*Your objective*. Sort through the entries below and pull out lines containing the word "ceva".

*Task input*.

= = = = = = =

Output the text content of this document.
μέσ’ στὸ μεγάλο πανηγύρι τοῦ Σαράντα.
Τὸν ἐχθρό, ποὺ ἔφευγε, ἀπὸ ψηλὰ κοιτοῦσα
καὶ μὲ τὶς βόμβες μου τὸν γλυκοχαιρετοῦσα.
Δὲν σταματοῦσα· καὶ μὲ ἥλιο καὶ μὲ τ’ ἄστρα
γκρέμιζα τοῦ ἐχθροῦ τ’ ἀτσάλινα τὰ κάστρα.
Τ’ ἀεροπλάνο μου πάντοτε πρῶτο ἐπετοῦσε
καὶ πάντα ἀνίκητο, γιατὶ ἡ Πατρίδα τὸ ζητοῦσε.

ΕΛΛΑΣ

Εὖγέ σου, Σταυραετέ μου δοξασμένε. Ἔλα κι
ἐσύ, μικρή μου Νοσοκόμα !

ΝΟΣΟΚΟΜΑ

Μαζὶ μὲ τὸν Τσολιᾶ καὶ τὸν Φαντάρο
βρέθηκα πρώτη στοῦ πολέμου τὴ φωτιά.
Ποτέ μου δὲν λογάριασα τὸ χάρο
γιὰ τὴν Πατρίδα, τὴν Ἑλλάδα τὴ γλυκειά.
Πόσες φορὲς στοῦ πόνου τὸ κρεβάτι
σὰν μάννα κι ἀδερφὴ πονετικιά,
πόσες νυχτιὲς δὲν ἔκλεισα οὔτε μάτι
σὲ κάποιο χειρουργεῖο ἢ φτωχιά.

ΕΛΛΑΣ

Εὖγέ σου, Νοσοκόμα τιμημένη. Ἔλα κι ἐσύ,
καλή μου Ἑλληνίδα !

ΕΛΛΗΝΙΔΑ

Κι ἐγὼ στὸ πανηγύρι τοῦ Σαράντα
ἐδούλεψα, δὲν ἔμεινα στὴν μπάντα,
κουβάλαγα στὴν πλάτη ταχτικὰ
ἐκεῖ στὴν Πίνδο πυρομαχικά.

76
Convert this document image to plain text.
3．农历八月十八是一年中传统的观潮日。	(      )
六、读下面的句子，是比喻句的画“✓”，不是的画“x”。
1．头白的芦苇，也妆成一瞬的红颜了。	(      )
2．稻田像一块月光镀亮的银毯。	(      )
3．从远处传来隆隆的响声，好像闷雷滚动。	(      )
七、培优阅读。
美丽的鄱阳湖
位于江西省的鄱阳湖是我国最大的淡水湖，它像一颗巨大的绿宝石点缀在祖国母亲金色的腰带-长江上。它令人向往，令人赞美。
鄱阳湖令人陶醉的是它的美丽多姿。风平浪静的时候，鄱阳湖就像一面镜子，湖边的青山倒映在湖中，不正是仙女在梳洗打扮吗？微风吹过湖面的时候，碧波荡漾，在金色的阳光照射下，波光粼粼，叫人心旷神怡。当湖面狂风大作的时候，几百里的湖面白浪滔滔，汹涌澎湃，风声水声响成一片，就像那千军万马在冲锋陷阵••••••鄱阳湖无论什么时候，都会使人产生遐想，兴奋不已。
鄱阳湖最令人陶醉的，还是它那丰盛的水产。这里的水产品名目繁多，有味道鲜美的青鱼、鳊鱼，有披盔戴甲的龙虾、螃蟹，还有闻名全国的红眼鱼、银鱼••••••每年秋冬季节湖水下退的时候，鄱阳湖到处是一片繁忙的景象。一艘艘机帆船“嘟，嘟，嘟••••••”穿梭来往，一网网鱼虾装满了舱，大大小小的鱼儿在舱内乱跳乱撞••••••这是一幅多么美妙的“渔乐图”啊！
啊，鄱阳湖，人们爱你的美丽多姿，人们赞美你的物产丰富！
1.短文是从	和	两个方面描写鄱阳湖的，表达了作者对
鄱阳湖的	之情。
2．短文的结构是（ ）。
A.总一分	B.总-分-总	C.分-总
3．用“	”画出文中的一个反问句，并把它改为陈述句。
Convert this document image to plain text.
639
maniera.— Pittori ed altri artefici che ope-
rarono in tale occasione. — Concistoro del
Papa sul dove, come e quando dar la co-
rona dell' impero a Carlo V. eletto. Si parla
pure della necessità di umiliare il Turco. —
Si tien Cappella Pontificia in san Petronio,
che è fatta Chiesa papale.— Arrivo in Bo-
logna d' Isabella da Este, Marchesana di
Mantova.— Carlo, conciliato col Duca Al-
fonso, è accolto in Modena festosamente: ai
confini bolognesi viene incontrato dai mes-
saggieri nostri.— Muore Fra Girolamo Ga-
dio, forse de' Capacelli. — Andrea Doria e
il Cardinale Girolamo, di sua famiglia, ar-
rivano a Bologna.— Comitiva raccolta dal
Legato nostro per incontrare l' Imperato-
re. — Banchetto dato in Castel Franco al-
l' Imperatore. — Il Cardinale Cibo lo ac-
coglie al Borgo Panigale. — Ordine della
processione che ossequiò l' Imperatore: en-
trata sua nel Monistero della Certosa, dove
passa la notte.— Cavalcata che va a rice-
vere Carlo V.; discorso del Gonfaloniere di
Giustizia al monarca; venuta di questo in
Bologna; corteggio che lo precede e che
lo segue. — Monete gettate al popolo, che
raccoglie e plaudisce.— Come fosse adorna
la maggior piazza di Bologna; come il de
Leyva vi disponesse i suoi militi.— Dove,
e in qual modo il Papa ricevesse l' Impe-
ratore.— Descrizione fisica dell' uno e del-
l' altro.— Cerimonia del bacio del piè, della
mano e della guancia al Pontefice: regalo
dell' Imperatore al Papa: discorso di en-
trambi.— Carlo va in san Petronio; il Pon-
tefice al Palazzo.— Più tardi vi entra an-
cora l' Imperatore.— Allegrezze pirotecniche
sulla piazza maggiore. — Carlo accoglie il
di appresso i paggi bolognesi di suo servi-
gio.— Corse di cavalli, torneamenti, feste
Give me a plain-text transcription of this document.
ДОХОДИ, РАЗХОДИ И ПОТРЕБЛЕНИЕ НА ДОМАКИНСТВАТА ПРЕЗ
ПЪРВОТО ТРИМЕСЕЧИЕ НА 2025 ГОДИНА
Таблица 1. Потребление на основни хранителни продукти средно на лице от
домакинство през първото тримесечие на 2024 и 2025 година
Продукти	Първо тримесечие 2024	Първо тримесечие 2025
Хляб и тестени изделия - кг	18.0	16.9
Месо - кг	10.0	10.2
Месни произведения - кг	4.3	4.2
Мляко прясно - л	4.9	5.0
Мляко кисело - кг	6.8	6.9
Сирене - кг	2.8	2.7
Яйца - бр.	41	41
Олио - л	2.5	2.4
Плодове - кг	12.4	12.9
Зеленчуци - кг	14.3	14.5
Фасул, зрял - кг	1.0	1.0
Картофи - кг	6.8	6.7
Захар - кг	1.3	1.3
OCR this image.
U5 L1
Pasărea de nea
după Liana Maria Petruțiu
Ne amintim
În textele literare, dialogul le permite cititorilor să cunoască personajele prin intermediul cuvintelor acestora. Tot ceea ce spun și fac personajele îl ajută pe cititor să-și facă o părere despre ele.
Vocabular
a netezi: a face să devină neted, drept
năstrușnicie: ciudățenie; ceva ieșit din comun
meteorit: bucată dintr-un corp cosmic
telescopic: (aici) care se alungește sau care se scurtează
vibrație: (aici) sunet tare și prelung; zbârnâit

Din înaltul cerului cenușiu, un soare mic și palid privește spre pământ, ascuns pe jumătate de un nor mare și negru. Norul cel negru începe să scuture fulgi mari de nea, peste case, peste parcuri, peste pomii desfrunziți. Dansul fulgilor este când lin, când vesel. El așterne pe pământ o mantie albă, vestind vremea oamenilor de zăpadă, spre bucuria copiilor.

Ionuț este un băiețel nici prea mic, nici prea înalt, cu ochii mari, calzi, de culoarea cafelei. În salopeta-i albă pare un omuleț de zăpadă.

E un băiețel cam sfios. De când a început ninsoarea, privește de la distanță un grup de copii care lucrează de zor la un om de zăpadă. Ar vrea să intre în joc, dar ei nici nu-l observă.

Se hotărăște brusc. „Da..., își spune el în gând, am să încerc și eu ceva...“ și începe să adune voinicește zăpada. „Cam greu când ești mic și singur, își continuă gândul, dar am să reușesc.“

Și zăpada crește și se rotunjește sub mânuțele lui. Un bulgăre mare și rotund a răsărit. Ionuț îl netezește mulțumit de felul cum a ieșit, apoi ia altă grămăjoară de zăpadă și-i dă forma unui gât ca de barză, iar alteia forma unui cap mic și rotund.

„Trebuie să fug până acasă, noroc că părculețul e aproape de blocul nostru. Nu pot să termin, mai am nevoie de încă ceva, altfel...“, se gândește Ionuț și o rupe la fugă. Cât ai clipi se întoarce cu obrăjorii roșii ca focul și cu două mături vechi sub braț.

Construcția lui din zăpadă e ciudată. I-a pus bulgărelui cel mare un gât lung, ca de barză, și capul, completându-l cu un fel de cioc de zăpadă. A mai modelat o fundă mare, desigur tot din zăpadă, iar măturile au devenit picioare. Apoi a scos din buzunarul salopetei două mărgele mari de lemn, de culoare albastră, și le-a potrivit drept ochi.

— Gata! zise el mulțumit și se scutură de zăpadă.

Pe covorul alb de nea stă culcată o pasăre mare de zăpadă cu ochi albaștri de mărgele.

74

= = = = = = =

*The result*.
năstrușnicie: ciudățenie; ceva ieșit din comun
Se hotărăște brusc. „Da..., își spune el în gând, am să încerc și eu ceva...“ și începe să adune voinicește zăpada. „Cam greu când ești mic și singur, își continuă gândul, dar am să reușesc.“
„Trebuie să fug până acasă, noroc că părculețul e aproape de blocul nostru. Nu pot să termin, mai am nevoie de încă ceva, altfel...“, se gândește Ionuț și o rupe la fugă. Cât ai clipi se întoarce cu obrăjorii roșii ca focul și cu două mături vechi sub braț.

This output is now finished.